OBJECTIVE: Copy out each line below that has the word "zdania" in it.

STORED ROWS:

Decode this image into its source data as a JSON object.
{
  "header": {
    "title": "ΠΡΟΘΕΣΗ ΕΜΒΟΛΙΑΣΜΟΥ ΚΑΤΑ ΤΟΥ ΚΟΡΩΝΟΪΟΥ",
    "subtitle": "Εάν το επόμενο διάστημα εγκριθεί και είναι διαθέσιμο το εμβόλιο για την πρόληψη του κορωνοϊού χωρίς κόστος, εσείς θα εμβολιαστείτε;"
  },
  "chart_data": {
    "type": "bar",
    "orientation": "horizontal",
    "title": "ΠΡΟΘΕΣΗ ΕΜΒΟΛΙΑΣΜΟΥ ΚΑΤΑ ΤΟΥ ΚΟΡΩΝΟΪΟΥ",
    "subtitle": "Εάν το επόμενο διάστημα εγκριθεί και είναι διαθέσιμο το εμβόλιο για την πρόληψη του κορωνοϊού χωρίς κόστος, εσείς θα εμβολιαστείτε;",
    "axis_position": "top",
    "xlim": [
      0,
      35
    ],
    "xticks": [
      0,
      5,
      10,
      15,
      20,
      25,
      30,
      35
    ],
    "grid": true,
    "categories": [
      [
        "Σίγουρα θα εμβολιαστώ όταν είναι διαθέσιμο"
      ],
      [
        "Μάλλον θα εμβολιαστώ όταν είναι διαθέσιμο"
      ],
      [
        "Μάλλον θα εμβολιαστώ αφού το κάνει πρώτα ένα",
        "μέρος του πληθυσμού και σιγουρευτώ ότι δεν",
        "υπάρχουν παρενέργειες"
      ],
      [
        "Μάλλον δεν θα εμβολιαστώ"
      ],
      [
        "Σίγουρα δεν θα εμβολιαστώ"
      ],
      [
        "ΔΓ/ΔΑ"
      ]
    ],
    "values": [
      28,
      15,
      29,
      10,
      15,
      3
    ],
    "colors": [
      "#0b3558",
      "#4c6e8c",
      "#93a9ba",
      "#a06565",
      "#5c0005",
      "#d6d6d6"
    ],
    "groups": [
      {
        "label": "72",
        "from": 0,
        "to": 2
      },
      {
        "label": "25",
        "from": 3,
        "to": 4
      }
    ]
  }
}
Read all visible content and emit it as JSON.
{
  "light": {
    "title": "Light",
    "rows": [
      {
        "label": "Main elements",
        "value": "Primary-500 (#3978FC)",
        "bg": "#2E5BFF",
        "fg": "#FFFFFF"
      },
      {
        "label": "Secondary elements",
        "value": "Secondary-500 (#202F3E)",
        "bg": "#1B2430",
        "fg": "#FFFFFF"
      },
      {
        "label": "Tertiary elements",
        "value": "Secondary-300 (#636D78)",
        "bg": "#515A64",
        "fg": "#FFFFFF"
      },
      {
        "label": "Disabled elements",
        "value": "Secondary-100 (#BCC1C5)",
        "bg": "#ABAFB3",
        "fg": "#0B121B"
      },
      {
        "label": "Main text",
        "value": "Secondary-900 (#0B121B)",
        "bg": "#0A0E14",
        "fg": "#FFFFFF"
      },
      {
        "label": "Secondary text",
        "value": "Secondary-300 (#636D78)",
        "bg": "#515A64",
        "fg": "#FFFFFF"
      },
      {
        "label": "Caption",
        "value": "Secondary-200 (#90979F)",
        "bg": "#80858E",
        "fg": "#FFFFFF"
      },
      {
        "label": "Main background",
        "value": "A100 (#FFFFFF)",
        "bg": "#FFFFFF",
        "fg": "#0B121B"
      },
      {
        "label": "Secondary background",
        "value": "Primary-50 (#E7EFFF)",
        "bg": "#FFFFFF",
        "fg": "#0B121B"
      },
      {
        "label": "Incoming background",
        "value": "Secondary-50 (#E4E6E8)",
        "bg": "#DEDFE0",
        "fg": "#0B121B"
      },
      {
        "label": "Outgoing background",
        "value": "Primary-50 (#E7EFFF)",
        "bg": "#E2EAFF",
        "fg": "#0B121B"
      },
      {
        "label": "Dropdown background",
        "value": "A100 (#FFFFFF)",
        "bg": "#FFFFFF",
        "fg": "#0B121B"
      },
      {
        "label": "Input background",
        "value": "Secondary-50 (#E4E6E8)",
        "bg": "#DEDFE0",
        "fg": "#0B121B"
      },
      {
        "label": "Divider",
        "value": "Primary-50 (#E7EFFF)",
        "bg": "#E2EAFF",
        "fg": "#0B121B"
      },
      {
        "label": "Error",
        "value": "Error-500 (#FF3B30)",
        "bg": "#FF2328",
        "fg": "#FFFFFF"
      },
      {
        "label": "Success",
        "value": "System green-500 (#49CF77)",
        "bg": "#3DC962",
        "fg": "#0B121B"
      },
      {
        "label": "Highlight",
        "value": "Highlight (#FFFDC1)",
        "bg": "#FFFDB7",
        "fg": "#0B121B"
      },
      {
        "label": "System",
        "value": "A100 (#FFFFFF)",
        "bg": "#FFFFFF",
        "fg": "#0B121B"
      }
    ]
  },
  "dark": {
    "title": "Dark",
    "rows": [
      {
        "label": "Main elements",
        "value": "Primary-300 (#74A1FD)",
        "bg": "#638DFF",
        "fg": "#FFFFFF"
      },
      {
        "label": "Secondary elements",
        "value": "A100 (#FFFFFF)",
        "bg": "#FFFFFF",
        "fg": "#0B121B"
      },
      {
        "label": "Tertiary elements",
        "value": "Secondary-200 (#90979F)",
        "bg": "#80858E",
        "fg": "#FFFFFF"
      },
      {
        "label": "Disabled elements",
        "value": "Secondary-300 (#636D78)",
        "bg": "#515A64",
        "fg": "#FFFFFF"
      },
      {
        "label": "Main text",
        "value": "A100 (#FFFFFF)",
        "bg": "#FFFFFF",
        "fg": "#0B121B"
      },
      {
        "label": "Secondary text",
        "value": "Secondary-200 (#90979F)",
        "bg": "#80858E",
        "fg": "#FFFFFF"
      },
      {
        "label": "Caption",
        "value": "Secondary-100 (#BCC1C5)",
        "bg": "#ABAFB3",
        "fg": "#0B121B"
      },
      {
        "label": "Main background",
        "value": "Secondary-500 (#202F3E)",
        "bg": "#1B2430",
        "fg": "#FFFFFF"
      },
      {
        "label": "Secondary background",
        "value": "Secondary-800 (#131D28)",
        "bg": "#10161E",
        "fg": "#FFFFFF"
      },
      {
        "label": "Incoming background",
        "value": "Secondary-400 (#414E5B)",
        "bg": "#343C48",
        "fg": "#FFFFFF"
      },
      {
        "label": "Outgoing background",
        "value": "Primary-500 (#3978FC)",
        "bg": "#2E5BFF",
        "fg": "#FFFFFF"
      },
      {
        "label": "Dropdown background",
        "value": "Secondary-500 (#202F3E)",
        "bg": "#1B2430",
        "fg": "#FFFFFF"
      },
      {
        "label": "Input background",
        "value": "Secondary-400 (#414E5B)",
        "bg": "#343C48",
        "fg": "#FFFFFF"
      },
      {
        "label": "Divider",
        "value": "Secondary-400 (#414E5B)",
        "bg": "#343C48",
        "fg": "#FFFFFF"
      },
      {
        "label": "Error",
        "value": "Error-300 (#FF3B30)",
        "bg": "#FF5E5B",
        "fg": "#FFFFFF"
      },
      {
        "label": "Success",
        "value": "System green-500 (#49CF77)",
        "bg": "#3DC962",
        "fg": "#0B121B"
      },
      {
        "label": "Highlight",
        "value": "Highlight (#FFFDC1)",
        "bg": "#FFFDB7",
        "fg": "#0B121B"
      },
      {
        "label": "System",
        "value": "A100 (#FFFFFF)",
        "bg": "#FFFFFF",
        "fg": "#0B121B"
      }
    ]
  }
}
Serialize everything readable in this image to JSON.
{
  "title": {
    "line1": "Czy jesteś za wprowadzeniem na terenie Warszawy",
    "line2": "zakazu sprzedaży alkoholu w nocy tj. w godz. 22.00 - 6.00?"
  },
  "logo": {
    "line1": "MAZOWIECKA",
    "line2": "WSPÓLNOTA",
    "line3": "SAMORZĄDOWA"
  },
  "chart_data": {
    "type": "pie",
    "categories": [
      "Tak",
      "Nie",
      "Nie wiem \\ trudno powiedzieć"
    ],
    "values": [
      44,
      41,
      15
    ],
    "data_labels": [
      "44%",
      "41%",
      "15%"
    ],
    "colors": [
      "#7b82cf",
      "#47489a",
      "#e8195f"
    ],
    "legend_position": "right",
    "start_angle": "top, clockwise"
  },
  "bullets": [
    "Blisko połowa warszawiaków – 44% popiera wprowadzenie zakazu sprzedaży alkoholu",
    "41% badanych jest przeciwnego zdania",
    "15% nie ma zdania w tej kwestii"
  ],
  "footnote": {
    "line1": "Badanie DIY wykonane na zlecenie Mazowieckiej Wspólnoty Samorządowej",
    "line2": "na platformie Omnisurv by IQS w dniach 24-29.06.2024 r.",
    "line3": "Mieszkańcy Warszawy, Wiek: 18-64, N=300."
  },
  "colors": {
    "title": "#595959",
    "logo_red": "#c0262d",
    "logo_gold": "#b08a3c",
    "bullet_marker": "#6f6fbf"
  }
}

FINISHED TASK:
    "41% badanych jest przeciwnego zdania",
    "15% nie ma zdania w tej kwestii"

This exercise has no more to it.